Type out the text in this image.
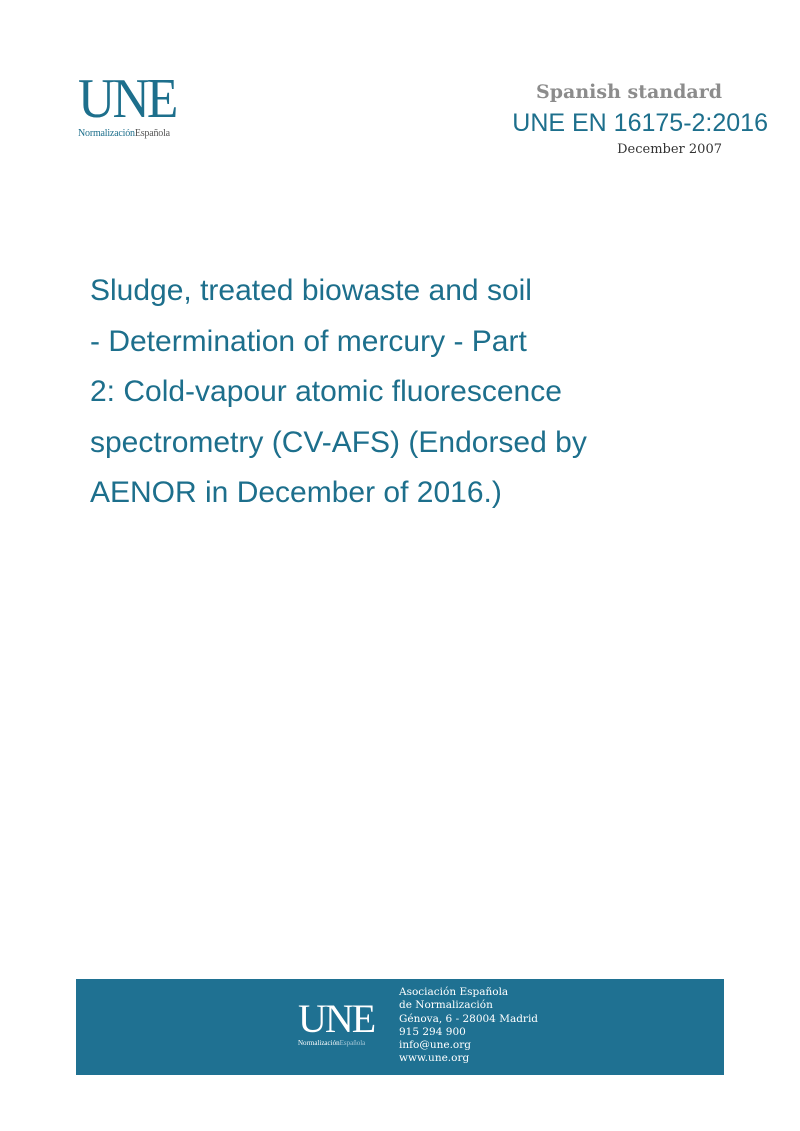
UNE
NormalizaciónEspañola
Spanish standard
UNE EN 16175-2:2016
December 2007
Sludge, treated biowaste and soil
- Determination of mercury - Part
2: Cold-vapour atomic fluorescence
spectrometry (CV-AFS) (Endorsed by
AENOR in December of 2016.)
UNE
NormalizaciónEspañola
Asociación Española
de Normalización
Génova, 6 - 28004 Madrid
915 294 900
info@une.org
www.une.org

### Description of the task
Quote each line of the listing exactly, but leave the pictures out.

### Solution to the exercise
Type out the text in this image.
UNE
NormalizaciónEspañola
Spanish standard
UNE EN 16175-2:2016
December 2007
Sludge, treated biowaste and soil
- Determination of mercury - Part
2: Cold-vapour atomic fluorescence
spectrometry (CV-AFS) (Endorsed by
AENOR in December of 2016.)
UNE
NormalizaciónEspañola
Asociación Española
de Normalización
Génova, 6 - 28004 Madrid
915 294 900
info@une.org
www.une.org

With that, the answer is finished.